━━━ DATA TO PROCESS ━━━

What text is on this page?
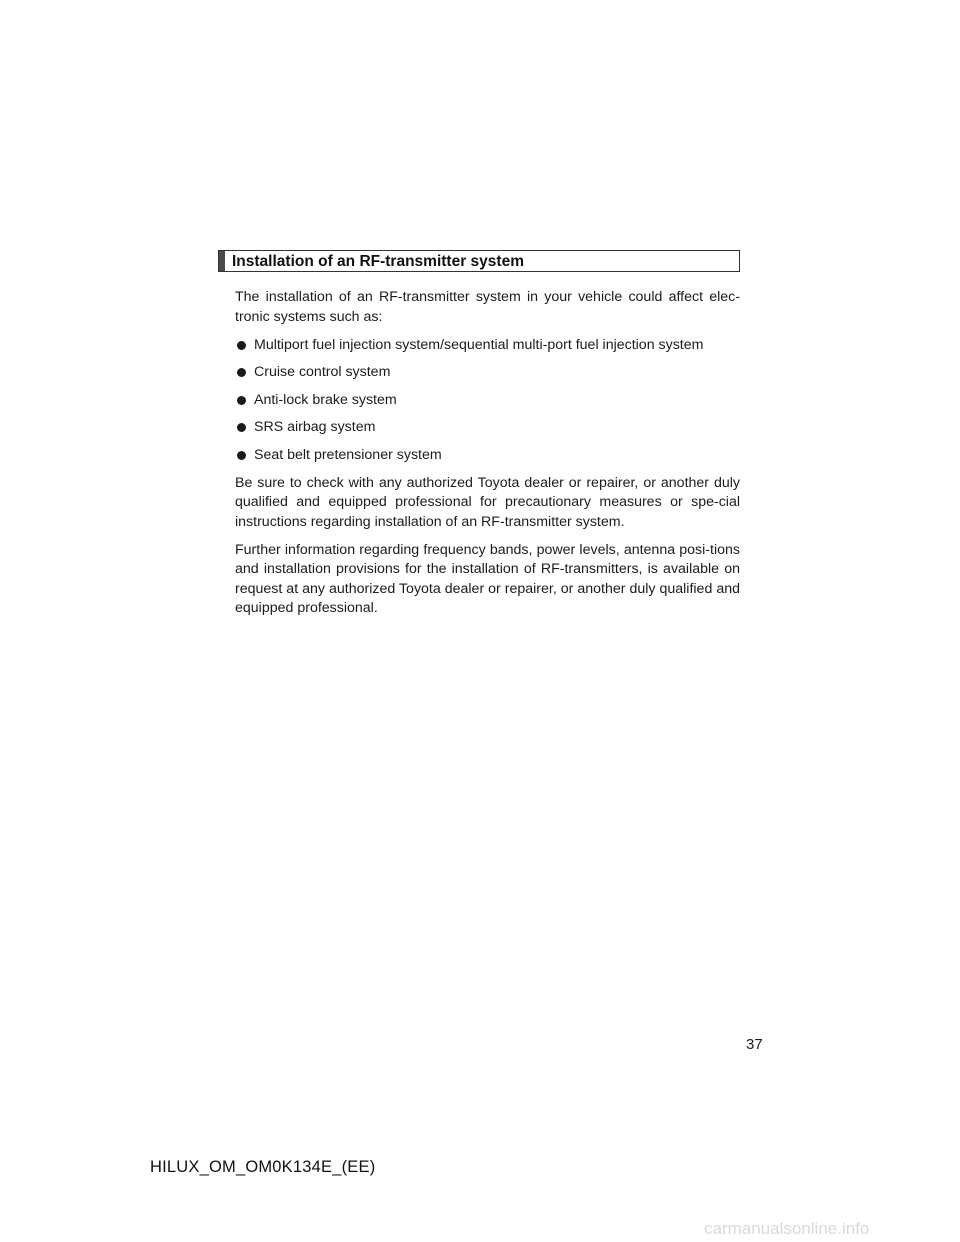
Installation of an RF-transmitter system

The installation of an RF-transmitter system in your vehicle could affect elec-tronic systems such as:

Multiport fuel injection system/sequential multi-port fuel injection system
Cruise control system
Anti-lock brake system
SRS airbag system
Seat belt pretensioner system

Be sure to check with any authorized Toyota dealer or repairer, or another duly qualified and equipped professional for precautionary measures or spe-cial instructions regarding installation of an RF-transmitter system.

Further information regarding frequency bands, power levels, antenna posi-tions and installation provisions for the installation of RF-transmitters, is available on request at any authorized Toyota dealer or repairer, or another duly qualified and equipped professional.

37
HILUX_OM_OM0K134E_(EE)
carmanualsonline.info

━━━

*WHAT IS REQUIRED:*
Working from the lines above, reproduce the material exactly and exclude its pictures.

*THE ANSWER:*
What text is on this page?
Installation of an RF-transmitter system

The installation of an RF-transmitter system in your vehicle could affect elec-tronic systems such as:

Multiport fuel injection system/sequential multi-port fuel injection system
Cruise control system
Anti-lock brake system
SRS airbag system
Seat belt pretensioner system

Be sure to check with any authorized Toyota dealer or repairer, or another duly qualified and equipped professional for precautionary measures or spe-cial instructions regarding installation of an RF-transmitter system.

Further information regarding frequency bands, power levels, antenna posi-tions and installation provisions for the installation of RF-transmitters, is available on request at any authorized Toyota dealer or repairer, or another duly qualified and equipped professional.

37
HILUX_OM_OM0K134E_(EE)
carmanualsonline.info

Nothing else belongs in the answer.